■ Tareas
[a] Según el texto sobre los nuevos coleccionistas, ¿por qué Eduardo Grüneisen reúne pocos artistas y mucha obra de cada uno? Respóndelo en una a tres oraciones.
[b] Prolonga el texto sobre los nuevos coleccionistas a partir de su última oración.

----- Texto proporcionado -----

QUIENES SON Y QUE COMPRAN LOS NUEVOS COLECCIONISTAS
Son empresarios, banqueros, financistas y filántropos; tienen a la pintura de los sesenta en la mira y se juegan por los artistas argentinos contemporáneos. El cambio de guardia impone la búsqueda de los valores propios frente a la globalización
No se trata sólo de favorecer y apoyar la producción artística y estética de nuestro país; los nuevos coleccionistas han girado su mirada 180 grados en dirección sur, buscando la identidad que finalmente los refleje, convencidos -hoy más que nunca- de que el arte argentino es una usina pródiga en nuevos lenguajes y expresiones. Ellos acompañan la explosión de público que convocan muestras y museos. Los nuevos coleccionistas abandonan el bajo perfil, consecuentes con el principio mediático que determina que la difusión es el arma más eficaz para ubicar el arte argentino.
La de Eduardo Grüneisen es una colección con futuro. En los últimos 20 años ha escudriñado el mercado sin respiro, comprando obra argentina de calidad sostenida. La unidad de su colección radica en el seguimiento exhaustivo de la obra de algunos de los exponentes del arte contemporáneo vernáculo. La ecuación es, según sus palabras, "pocos artistas y mucha obra de cada uno, de manera de poder profundizar y tener una perspectiva más abarcadora de cada uno de ellos". La inagotable inventiva de Xul Solar le ha generado un especial entusiasmo, a punto tal de atesorar 27 de sus témperas y acuarelas, recorriendo todas sus épocas. En esa misma dirección, su colección suma la obra de otros grandes referentes de la vanguardia: Antonio Berni (con el énfasis en los Xilo-collages de la serie Ramona, de los primeros años del 60), el vibracionista uruguayo Rafael Barradas, su par Joaquín Torres García, desde el universalismo constructivo, junto a las diferentes etapas de Juan Del Prete.
Pero no es a partir de la vanguardia desde donde Grüneisen (de 45 años, empresario, casado, tres hijos) cimentó su pasión por el arte. Comenzó por colgar la obra de los figurativos, impresionistas y fauvistas de la primera mitad de siglo, con telas de Quirós, Thibon de Libian, Brughetti, Lazzari, Molina Campos, Russo y Figari. Y fue a través de la maduración de esta pintura que pasó por las vanguardias hasta llegar a la Nueva Figuración, para fijar su atención luego en la obra de Benedit y García Uriburu, entre otros. De la producción de la última década de Benedit atesora varias obras de la serie de los Ranchos, uno de los cuales -el de huesos de caballo, que evoca a los combatientes muertos en Malvinas- integró el envío argentino a la última Bienal de Venecia.
Grüneisen admite ser un comprador tan puntilloso a la hora de evaluar la documentación y reproducción de la obra como lo es del estudio previo que emprende ante la compra de cada cuadro. "En el fondo, lo que representa el coleccionismo para mí es la búsqueda permanente de conocimiento; he leído siempre con ese objetivo... Los que me conocen saben que yo voy, miro, descuelgo, cambio de lugar la obra diez veces si es necesario... Necesito tener mi propio proceso de decantación", cuenta y señala una tela de Ernesto Deira, Allons enfants, de 1983, y un óleo-collage de De la Vega de 1963.

----- Extracto de datos -----

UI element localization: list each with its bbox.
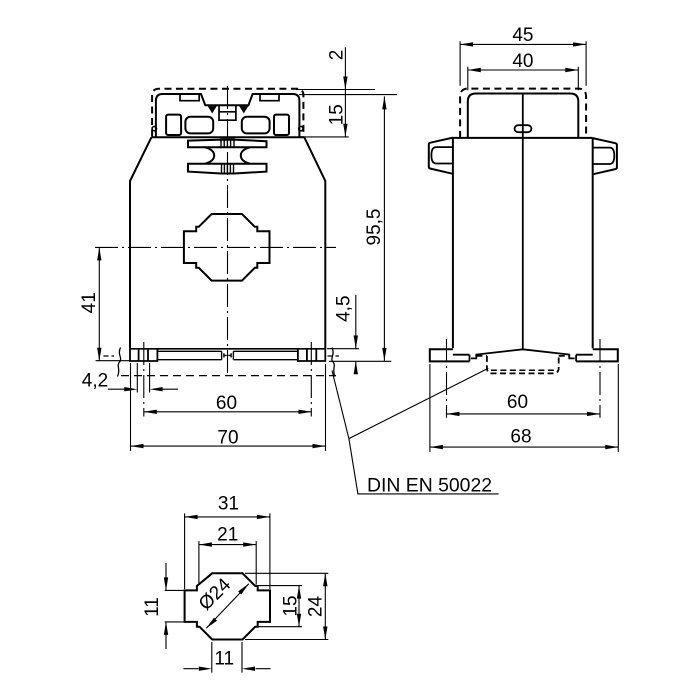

-----

■ Resultados por tarea
[a] Grüneisen reúne pocos artistas y mucha obra de cada uno porque así puede profundizar en cada artista. También le permite tener una perspectiva más abarcadora de cada uno de ellos.

[b]
La presencia de los artistas del sesenta en su oficina tiene su razón de ser. Como muchos, Grüneisen rinde tributo a los artistas de la Nueva Figuración, como ocurre con Convocatoria a la barbarie, de Noé, que le hizo descolgar de su living a Jacques Bedel por una cifra que, dicen, llegó a los cinco ceros.
Tenacidad y fascinación en las dosis justas: "A esta pasión trato de mantenerla dentro de un marco de equilibrio, justamente porque me interesa que sea de larga duración, que se extinga conmigo y no antes. La prudencia es la virtud de los gobernantes y, como en la Argentina los gobernantes no son prudentes, son los empresarios quienes debemos serlo".
Para mí lo único que existió siempre fue la vanguardia; en mi casa nunca se colgó un cuadro que no fuera contemporáneo, convulsivo para su época; creo que mi evolución viene de ahí, y es hacia allí mismo donde se dirige", dice Gabriel Werthein rodeado de una colección esencialmente pictórica (salvo por las obras de Distéfano y de Pablo Reynoso), que arranca a fines de los años setenta para recorrer la producción de los 80. Pero hay que decirlo: su colección cuenta con el gran mérito de estar exquisitamente colgada: las obras de Seguí de sus tres épocas; Benedit del 70; Kuitca de sus inicios, y un magnífico collage de Juanito Laguna de 1978, se intercalan con obras de Porter, Schvartz, Fermín Eguía y Martín Reyna, entre otras.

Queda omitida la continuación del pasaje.